» **Extrait choisi**
▼

L'une des motivations d'acquisition d'un produit serait le fait de voir qu'une personne ayant un niveau de vie considéré comme inférieur au sien l'a acheté. Un biais à considérer, mais qui ne s'applique pas sur le web.

Quand la comparaison avec ses pairs influence l'achat

La publicité utilise souvent soit des personnalités soit des individus considérés comme proches de la cible escomptée. Une stratégie qui pourrait bien ne pas être si efficace que cela, si l'on prend en compte une étude menée par deux chercheurs de l'Institut technologique d'Israël et de l'université de New York. Selon eux, les consommateurs sont aussi influencés dans leur volonté d'achat par des personnes d'un milieu socio-économique plus faible que le leur. Les scientifiques baptisent ce type d'influence de comparaison par l'évaluation personnelle et la restauration (CDSER). "Par exemple, si une personne d'un milieu socio-économique élevé voit un concierge avec le dernier gadget high-tech à la mode, il va s'interroger sur son propre rapport à la technologie. Il se demandera ce que signifie ce décalage", explique Edith Shalev, co-auteur de l'étude.

▲

» **Activité**
Prolongez l'article sur les achats influencés par des gens plus modestes que soi, en reprenant juste après sa dernière phrase.

» **Contenu affiché**

▼

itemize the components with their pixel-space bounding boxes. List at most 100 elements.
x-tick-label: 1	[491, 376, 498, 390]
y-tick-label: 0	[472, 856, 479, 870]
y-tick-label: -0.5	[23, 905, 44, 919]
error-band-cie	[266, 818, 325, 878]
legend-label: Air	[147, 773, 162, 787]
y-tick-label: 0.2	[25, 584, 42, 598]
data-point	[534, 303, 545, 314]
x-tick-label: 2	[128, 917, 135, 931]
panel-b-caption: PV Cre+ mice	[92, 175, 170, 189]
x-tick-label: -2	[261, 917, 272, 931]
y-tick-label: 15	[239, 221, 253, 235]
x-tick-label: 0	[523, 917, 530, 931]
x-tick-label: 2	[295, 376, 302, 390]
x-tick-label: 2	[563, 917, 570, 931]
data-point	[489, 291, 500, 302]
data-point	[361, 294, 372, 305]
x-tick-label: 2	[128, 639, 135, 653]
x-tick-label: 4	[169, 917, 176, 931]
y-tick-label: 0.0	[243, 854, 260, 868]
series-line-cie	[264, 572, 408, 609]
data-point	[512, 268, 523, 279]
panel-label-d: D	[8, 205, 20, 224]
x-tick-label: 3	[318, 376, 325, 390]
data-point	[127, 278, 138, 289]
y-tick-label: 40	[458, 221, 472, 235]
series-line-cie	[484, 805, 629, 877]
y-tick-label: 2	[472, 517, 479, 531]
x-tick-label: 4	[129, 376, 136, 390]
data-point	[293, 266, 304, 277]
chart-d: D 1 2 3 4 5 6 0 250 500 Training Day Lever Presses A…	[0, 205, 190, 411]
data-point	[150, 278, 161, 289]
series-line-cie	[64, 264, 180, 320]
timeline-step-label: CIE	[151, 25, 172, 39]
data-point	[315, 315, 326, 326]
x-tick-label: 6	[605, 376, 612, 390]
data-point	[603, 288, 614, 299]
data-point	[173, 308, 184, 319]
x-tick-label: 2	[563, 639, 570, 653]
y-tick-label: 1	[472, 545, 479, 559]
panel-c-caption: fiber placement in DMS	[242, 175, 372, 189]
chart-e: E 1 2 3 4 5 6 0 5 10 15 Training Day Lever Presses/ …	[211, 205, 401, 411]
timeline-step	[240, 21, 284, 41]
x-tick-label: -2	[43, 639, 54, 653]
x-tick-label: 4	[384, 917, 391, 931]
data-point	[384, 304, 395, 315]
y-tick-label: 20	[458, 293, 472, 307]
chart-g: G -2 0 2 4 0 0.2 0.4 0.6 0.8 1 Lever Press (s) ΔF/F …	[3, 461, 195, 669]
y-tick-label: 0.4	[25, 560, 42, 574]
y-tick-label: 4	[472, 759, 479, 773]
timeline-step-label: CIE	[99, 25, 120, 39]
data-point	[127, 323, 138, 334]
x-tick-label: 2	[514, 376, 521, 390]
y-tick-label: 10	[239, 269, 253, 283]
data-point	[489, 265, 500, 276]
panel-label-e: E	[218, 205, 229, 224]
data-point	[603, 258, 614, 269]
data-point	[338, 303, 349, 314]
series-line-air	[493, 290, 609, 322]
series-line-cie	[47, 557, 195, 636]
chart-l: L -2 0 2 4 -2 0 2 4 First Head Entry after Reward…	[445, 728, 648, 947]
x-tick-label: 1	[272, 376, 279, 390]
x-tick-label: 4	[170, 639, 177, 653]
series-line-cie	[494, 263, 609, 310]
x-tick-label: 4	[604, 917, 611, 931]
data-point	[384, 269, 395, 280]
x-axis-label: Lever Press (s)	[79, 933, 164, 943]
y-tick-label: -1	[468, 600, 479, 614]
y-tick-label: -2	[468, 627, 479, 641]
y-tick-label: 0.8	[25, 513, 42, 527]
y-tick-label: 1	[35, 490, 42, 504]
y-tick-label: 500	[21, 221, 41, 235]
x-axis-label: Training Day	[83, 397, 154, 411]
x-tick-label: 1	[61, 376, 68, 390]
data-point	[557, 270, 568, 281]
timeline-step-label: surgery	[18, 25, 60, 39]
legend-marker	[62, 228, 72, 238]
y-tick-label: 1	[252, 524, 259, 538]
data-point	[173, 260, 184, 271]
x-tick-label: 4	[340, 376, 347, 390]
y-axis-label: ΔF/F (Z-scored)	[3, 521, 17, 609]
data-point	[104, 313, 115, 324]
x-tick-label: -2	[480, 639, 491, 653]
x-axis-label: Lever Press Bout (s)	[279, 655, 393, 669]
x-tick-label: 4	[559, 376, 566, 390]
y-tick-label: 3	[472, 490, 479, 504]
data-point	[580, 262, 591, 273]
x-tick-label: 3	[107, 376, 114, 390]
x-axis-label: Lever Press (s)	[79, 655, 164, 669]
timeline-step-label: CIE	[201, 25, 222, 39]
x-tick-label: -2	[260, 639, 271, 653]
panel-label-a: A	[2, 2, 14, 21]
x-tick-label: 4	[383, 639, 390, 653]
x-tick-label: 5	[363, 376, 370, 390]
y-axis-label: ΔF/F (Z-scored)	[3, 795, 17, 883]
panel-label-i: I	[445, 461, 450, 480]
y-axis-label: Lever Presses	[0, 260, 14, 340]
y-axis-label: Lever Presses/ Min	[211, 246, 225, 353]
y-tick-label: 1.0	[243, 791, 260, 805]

▲

» **Résultat**
Une estime personnelle bouleversée

En d'autres termes, pour remonter son opinion d'elle-même, la personne sera plus encline à se procurer le dit gadget, afin de rétablir un certain équilibre social. Si cette dernière pense que les nouvelles technologies sont un élément important qui définissent sa personnalité, le phénomène sera amplifié. Ce processus d'influence peut aussi survenir si l'acheteur potentiel est amené à questionner ses propres standards sociaux. "Si vous voyez une personne âgée avec des baskets de sport, vous allez vous dire que les gens sont plus sportifs qu'avant et que vous devez vous adaptez", poursuit la chercheuse. "D'où un achat de chaussures similaires pour ne pas avoir l'impression d'être à la traîne".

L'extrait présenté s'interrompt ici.